— Start Input for this task —

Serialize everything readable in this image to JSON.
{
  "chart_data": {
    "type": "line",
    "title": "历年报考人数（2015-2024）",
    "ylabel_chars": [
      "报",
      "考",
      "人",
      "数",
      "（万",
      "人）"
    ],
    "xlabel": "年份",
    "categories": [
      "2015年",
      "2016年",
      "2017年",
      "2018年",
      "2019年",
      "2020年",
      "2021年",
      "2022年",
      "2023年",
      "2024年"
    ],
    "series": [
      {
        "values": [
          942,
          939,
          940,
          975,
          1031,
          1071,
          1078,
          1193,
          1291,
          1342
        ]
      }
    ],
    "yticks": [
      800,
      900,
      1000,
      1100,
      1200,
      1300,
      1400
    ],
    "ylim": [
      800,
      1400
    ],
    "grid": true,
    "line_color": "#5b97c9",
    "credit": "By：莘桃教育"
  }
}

— End Input for this task —

Exercise task> Reproduce the listing shown above in its entirety, exactly.

Response to the task>
Serialize everything readable in this image to JSON.
{
  "chart_data": {
    "type": "line",
    "title": "历年报考人数（2015-2024）",
    "ylabel_chars": [
      "报",
      "考",
      "人",
      "数",
      "（万",
      "人）"
    ],
    "xlabel": "年份",
    "categories": [
      "2015年",
      "2016年",
      "2017年",
      "2018年",
      "2019年",
      "2020年",
      "2021年",
      "2022年",
      "2023年",
      "2024年"
    ],
    "series": [
      {
        "values": [
          942,
          939,
          940,
          975,
          1031,
          1071,
          1078,
          1193,
          1291,
          1342
        ]
      }
    ],
    "yticks": [
      800,
      900,
      1000,
      1100,
      1200,
      1300,
      1400
    ],
    "ylim": [
      800,
      1400
    ],
    "grid": true,
    "line_color": "#5b97c9",
    "credit": "By：莘桃教育"
  }
}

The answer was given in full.